## PROBLEM TO WORK ON
From the records below, copy every line that contains the word "this".

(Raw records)
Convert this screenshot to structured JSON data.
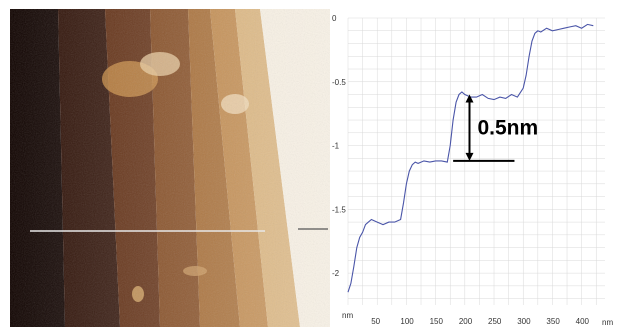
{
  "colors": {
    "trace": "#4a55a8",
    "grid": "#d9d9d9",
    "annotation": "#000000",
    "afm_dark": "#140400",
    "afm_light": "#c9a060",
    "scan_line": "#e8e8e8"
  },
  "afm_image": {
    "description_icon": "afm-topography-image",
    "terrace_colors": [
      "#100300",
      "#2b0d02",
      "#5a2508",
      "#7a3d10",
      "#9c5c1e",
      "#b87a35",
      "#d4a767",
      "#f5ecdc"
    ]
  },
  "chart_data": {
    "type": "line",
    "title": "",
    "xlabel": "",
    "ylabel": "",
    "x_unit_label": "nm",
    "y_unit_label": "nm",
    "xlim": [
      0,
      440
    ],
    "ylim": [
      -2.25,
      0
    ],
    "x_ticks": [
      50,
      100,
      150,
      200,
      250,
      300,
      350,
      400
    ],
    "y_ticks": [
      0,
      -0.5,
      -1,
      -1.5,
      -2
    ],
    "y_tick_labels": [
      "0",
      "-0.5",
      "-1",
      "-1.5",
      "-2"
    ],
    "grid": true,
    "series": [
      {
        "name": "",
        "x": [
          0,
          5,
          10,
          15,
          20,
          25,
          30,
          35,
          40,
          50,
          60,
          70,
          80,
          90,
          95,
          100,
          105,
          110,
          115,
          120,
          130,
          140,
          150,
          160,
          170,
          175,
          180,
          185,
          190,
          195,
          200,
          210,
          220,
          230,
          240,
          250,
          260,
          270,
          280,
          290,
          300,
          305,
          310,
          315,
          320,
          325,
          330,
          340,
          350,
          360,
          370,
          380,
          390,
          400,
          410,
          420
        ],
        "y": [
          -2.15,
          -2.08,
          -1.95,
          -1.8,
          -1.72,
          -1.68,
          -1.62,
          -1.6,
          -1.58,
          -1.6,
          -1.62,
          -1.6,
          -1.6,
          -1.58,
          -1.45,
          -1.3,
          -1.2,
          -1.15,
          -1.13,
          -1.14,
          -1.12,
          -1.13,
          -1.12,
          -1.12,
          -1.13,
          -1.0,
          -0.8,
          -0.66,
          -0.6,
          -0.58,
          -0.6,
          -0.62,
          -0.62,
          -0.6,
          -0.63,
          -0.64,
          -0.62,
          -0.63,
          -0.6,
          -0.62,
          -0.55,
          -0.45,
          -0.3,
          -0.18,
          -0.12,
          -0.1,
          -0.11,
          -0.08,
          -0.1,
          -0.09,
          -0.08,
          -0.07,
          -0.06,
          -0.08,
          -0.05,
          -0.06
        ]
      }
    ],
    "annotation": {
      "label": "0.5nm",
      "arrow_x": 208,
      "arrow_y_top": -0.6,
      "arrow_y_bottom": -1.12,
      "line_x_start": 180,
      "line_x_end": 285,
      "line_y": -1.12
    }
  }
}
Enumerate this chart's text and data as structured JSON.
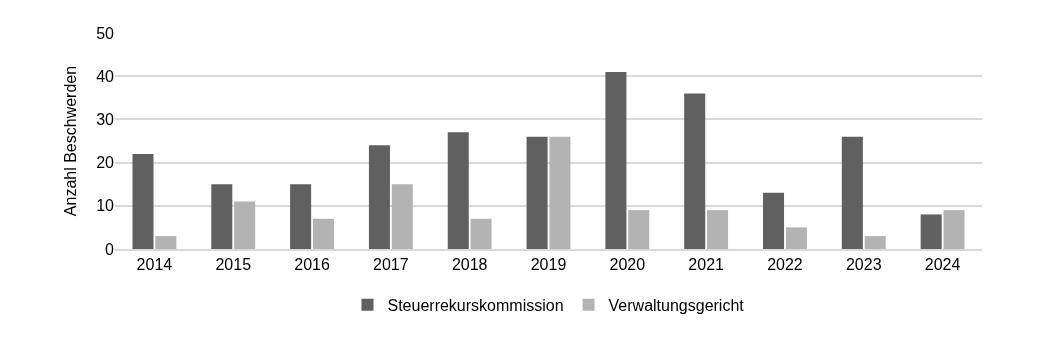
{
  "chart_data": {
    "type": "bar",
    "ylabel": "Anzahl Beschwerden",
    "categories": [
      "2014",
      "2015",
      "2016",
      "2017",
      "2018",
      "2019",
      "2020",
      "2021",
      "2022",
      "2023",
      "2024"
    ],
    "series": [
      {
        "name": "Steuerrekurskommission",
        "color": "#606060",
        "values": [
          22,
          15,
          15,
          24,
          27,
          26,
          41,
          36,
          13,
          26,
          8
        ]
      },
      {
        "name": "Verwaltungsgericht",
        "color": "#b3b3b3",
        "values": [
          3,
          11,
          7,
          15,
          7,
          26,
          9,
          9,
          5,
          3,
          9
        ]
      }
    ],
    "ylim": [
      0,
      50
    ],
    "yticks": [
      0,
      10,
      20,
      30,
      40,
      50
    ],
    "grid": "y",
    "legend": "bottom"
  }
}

## CORRECT RESULT
Convert this screenshot to structured JSON data.
Enumerate this chart's text and data as structured JSON.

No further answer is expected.